(Working data):

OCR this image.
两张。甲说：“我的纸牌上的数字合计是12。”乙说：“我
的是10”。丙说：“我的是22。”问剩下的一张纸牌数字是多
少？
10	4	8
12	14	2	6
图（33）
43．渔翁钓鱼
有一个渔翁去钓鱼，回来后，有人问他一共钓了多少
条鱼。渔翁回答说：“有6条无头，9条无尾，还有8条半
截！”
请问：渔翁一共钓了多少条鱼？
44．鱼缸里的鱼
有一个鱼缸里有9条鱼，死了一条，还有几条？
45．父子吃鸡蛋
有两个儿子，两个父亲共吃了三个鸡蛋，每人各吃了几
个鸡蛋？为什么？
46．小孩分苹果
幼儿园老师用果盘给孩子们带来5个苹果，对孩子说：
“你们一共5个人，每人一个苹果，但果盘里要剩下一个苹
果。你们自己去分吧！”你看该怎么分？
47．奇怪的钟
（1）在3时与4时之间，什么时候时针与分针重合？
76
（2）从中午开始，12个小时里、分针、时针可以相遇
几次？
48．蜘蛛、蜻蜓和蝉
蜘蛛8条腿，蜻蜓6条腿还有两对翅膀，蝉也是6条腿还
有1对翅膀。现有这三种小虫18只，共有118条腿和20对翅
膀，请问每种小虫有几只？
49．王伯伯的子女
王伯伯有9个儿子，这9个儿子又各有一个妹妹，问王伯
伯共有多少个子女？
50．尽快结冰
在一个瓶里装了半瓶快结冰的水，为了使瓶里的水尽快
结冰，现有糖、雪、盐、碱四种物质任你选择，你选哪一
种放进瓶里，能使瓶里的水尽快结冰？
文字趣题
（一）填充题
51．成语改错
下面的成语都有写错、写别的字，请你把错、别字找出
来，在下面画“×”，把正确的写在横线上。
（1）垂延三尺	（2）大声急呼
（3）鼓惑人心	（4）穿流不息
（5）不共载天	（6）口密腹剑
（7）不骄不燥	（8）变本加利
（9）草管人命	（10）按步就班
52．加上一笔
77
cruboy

==

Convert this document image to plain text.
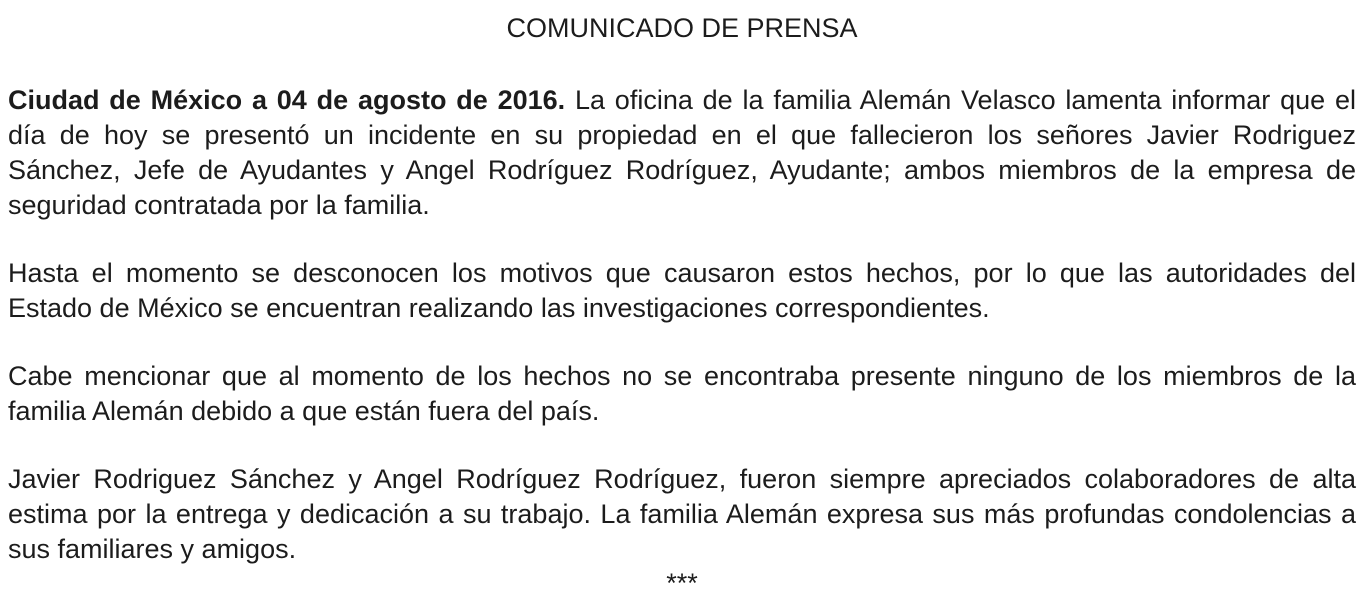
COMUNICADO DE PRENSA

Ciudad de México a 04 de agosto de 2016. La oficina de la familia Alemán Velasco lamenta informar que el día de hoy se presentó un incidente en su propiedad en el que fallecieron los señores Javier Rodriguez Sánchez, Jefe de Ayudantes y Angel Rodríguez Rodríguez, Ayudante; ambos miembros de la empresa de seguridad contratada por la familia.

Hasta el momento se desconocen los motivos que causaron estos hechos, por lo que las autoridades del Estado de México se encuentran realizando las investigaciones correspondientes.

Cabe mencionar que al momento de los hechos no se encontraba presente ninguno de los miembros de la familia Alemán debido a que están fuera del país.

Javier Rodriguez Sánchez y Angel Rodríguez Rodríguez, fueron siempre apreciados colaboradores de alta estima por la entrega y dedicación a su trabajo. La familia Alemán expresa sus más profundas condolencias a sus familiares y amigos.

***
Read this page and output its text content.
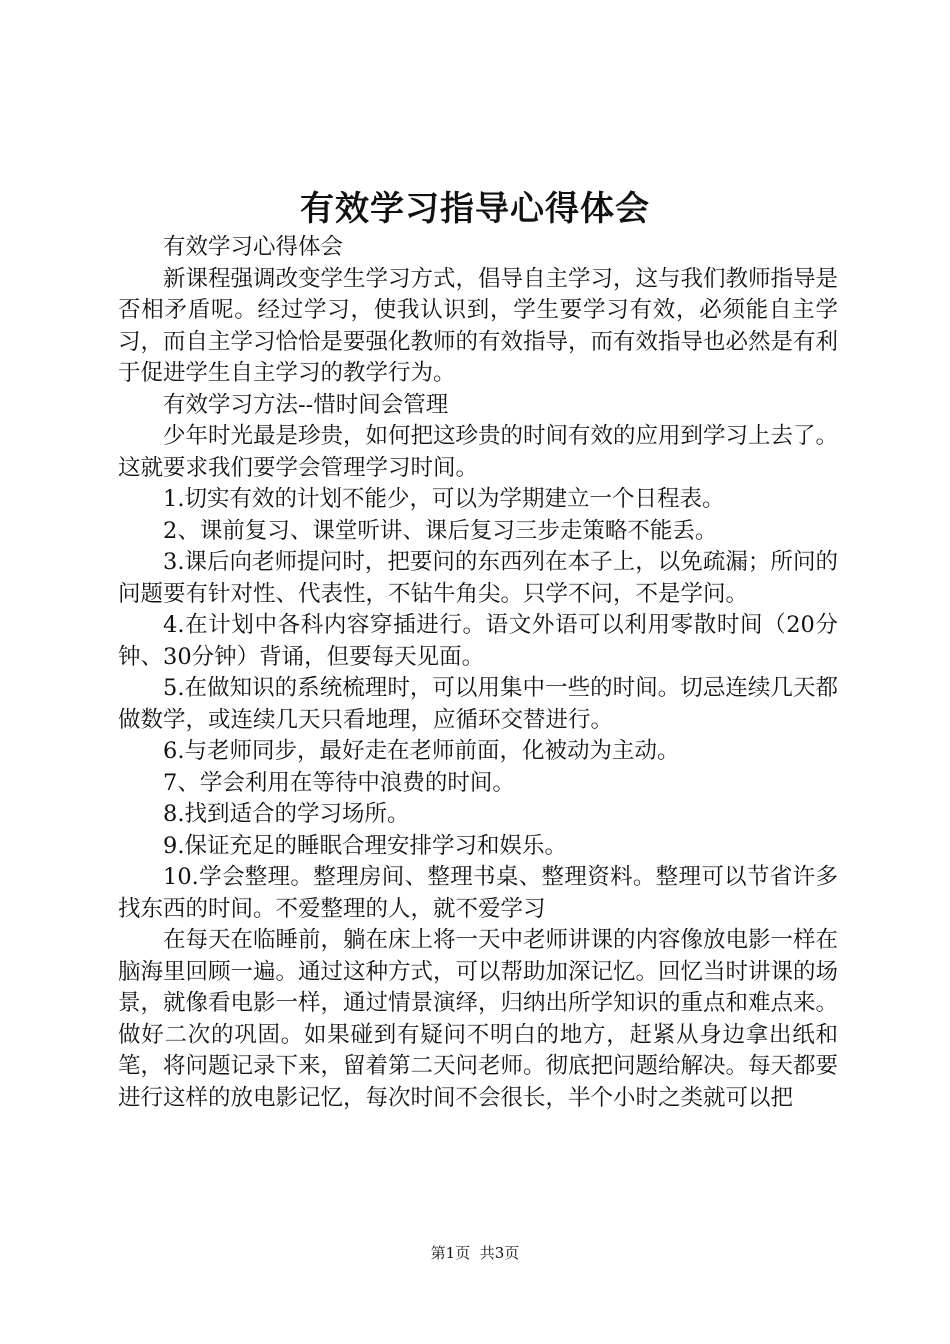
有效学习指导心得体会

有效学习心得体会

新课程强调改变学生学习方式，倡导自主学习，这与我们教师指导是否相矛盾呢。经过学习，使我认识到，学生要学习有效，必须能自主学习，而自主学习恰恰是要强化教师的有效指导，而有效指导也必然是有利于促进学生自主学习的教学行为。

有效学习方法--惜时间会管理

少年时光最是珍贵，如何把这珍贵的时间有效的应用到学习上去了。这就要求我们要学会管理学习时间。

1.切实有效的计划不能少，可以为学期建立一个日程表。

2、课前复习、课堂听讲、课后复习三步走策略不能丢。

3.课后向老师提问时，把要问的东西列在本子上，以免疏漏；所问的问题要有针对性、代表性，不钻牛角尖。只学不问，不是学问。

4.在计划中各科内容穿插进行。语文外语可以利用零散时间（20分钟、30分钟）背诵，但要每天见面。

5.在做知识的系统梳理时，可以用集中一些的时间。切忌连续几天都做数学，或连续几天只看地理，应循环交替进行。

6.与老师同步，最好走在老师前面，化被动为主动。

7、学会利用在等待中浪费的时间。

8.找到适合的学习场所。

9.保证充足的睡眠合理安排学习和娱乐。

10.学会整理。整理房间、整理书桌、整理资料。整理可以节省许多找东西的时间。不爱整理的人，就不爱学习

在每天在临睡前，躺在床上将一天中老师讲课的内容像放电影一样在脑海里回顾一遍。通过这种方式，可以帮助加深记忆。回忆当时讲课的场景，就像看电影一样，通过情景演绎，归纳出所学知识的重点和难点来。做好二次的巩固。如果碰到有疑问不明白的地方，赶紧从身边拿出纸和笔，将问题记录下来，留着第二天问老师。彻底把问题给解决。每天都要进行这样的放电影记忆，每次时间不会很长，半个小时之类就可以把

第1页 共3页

* * *

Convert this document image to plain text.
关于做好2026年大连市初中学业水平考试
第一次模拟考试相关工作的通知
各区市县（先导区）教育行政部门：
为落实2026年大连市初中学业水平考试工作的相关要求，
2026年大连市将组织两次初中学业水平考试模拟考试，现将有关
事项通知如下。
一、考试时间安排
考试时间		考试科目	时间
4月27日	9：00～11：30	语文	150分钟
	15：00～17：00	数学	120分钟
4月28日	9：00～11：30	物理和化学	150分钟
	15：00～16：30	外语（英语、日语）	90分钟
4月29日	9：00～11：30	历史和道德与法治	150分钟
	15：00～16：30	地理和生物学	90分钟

(Given task): From the data above, copy each line that has the string "momento".

(The response):
Hasta el momento se desconocen los motivos que causaron estos hechos, por lo que las autoridades del Estado de México se encuentran realizando las investigaciones correspondientes.
Cabe mencionar que al momento de los hechos no se encontraba presente ninguno de los miembros de la familia Alemán debido a que están fuera del país.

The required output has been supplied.